(Items from a dataset)
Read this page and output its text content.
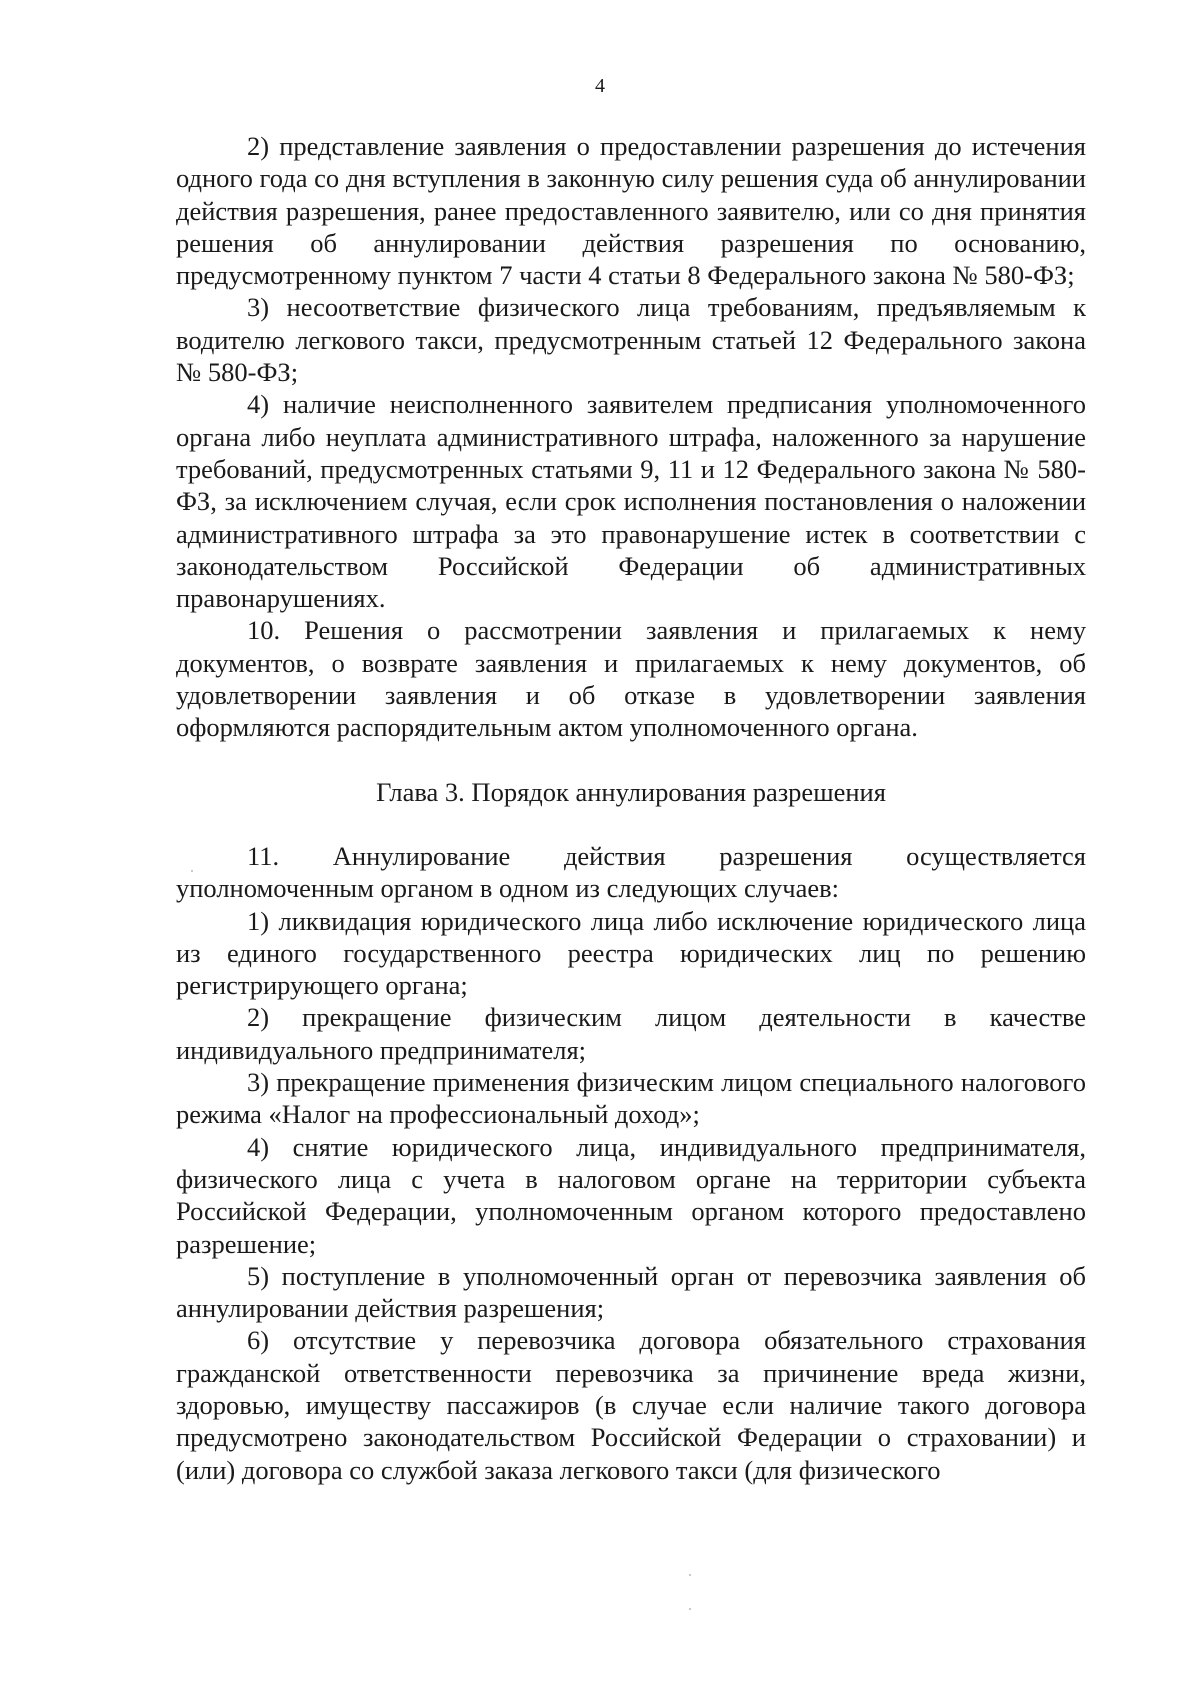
4

2) представление заявления о предоставлении разрешения до истечения одного года со дня вступления в законную силу решения суда об аннулировании действия разрешения, ранее предоставленного заявителю, или со дня принятия решения об аннулировании действия разрешения по основанию, предусмотренному пунктом 7 части 4 статьи 8 Федерального закона № 580-ФЗ;

3) несоответствие физического лица требованиям, предъявляемым к водителю легкового такси, предусмотренным статьей 12 Федерального закона № 580-ФЗ;

4) наличие неисполненного заявителем предписания уполномоченного органа либо неуплата административного штрафа, наложенного за нарушение требований, предусмотренных статьями 9, 11 и 12 Федерального закона № 580-ФЗ, за исключением случая, если срок исполнения постановления о наложении административного штрафа за это правонарушение истек в соответствии с законодательством Российской Федерации об административных правонарушениях.

10. Решения о рассмотрении заявления и прилагаемых к нему документов, о возврате заявления и прилагаемых к нему документов, об удовлетворении заявления и об отказе в удовлетворении заявления оформляются распорядительным актом уполномоченного органа.

Глава 3. Порядок аннулирования разрешения

11. Аннулирование действия разрешения осуществляется уполномоченным органом в одном из следующих случаев:

1) ликвидация юридического лица либо исключение юридического лица из единого государственного реестра юридических лиц по решению регистрирующего органа;

2) прекращение физическим лицом деятельности в качестве индивидуального предпринимателя;

3) прекращение применения физическим лицом специального налогового режима «Налог на профессиональный доход»;

4) снятие юридического лица, индивидуального предпринимателя, физического лица с учета в налоговом органе на территории субъекта Российской Федерации, уполномоченным органом которого предоставлено разрешение;

5) поступление в уполномоченный орган от перевозчика заявления об аннулировании действия разрешения;

6) отсутствие у перевозчика договора обязательного страхования гражданской ответственности перевозчика за причинение вреда жизни, здоровью, имуществу пассажиров (в случае если наличие такого договора предусмотрено законодательством Российской Федерации о страховании) и (или) договора со службой заказа легкового такси (для физического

> WHAT THIS TASK INVOLVES: Repeat the material verbatim. Do not carry over any picture.

> FINAL RESULT:
Read this page and output its text content.
4

2) представление заявления о предоставлении разрешения до истечения одного года со дня вступления в законную силу решения суда об аннулировании действия разрешения, ранее предоставленного заявителю, или со дня принятия решения об аннулировании действия разрешения по основанию, предусмотренному пунктом 7 части 4 статьи 8 Федерального закона № 580-ФЗ;

3) несоответствие физического лица требованиям, предъявляемым к водителю легкового такси, предусмотренным статьей 12 Федерального закона № 580-ФЗ;

4) наличие неисполненного заявителем предписания уполномоченного органа либо неуплата административного штрафа, наложенного за нарушение требований, предусмотренных статьями 9, 11 и 12 Федерального закона № 580-ФЗ, за исключением случая, если срок исполнения постановления о наложении административного штрафа за это правонарушение истек в соответствии с законодательством Российской Федерации об административных правонарушениях.

10. Решения о рассмотрении заявления и прилагаемых к нему документов, о возврате заявления и прилагаемых к нему документов, об удовлетворении заявления и об отказе в удовлетворении заявления оформляются распорядительным актом уполномоченного органа.

Глава 3. Порядок аннулирования разрешения

11. Аннулирование действия разрешения осуществляется уполномоченным органом в одном из следующих случаев:

1) ликвидация юридического лица либо исключение юридического лица из единого государственного реестра юридических лиц по решению регистрирующего органа;

2) прекращение физическим лицом деятельности в качестве индивидуального предпринимателя;

3) прекращение применения физическим лицом специального налогового режима «Налог на профессиональный доход»;

4) снятие юридического лица, индивидуального предпринимателя, физического лица с учета в налоговом органе на территории субъекта Российской Федерации, уполномоченным органом которого предоставлено разрешение;

5) поступление в уполномоченный орган от перевозчика заявления об аннулировании действия разрешения;

6) отсутствие у перевозчика договора обязательного страхования гражданской ответственности перевозчика за причинение вреда жизни, здоровью, имуществу пассажиров (в случае если наличие такого договора предусмотрено законодательством Российской Федерации о страховании) и (или) договора со службой заказа легкового такси (для физического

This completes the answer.